_Objective_
Copy each line below in which the string "Oxley" occurs.

_Supplied material_
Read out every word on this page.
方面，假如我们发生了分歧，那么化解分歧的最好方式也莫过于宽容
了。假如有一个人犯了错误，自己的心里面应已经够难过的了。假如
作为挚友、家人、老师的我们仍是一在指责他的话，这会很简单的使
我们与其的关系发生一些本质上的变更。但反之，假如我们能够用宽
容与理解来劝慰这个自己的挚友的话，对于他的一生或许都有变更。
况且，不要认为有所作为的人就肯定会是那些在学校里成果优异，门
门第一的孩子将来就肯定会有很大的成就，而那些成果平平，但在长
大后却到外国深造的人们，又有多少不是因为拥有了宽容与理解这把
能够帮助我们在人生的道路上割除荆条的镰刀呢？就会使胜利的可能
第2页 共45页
---
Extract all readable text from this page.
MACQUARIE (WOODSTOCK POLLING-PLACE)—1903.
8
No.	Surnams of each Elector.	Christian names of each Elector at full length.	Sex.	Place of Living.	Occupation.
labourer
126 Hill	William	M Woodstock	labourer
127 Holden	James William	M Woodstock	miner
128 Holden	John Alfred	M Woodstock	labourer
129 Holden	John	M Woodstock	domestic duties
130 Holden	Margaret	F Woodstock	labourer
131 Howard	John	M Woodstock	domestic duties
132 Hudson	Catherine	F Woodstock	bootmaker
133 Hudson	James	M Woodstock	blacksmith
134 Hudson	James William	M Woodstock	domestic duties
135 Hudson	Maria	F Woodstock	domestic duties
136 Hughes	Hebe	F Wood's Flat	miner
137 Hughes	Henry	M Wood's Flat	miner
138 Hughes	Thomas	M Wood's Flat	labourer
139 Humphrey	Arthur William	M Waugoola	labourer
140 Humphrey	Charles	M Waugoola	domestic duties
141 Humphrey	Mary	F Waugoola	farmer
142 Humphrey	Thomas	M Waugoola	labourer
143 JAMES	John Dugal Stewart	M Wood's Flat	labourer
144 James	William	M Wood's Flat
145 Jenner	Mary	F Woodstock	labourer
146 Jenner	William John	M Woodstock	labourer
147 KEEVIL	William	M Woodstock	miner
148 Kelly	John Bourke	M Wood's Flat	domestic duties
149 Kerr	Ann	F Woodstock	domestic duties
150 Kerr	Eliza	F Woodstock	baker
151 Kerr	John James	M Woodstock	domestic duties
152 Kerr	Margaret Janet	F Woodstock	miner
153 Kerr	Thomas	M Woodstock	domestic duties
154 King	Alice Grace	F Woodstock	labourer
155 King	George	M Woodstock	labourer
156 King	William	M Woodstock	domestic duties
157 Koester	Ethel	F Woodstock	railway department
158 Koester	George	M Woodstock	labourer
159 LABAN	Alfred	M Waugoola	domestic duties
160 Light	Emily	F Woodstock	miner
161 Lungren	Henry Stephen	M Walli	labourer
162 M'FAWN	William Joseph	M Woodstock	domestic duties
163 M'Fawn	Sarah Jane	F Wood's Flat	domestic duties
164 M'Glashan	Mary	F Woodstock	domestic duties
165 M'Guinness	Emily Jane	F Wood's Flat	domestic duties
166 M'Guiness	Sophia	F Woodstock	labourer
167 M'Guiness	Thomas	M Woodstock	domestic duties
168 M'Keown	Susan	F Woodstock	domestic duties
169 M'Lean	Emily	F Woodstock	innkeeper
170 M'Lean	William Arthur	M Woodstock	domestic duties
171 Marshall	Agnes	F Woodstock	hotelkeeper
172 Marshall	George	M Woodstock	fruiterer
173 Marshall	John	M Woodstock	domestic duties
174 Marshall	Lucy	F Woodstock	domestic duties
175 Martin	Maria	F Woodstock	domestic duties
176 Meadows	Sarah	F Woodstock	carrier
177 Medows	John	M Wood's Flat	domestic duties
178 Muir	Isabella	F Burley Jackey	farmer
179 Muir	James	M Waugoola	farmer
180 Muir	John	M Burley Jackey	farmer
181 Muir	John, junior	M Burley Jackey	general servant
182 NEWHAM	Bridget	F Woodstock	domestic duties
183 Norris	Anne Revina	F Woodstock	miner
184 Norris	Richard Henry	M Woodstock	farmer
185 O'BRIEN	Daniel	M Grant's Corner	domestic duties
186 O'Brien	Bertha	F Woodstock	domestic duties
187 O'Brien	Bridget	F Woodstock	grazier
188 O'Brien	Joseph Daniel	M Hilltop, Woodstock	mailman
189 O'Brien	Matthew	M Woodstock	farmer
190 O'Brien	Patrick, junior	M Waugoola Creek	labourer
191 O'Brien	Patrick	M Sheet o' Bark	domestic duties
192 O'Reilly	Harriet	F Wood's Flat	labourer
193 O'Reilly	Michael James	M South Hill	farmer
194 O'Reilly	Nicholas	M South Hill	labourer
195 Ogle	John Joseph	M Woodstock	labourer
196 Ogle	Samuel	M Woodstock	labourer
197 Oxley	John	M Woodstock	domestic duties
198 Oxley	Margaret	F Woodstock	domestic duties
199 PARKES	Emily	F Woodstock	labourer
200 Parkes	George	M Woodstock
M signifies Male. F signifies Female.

_Completed task_
197 Oxley	John	M Woodstock	domestic duties
198 Oxley	Margaret	F Woodstock	domestic duties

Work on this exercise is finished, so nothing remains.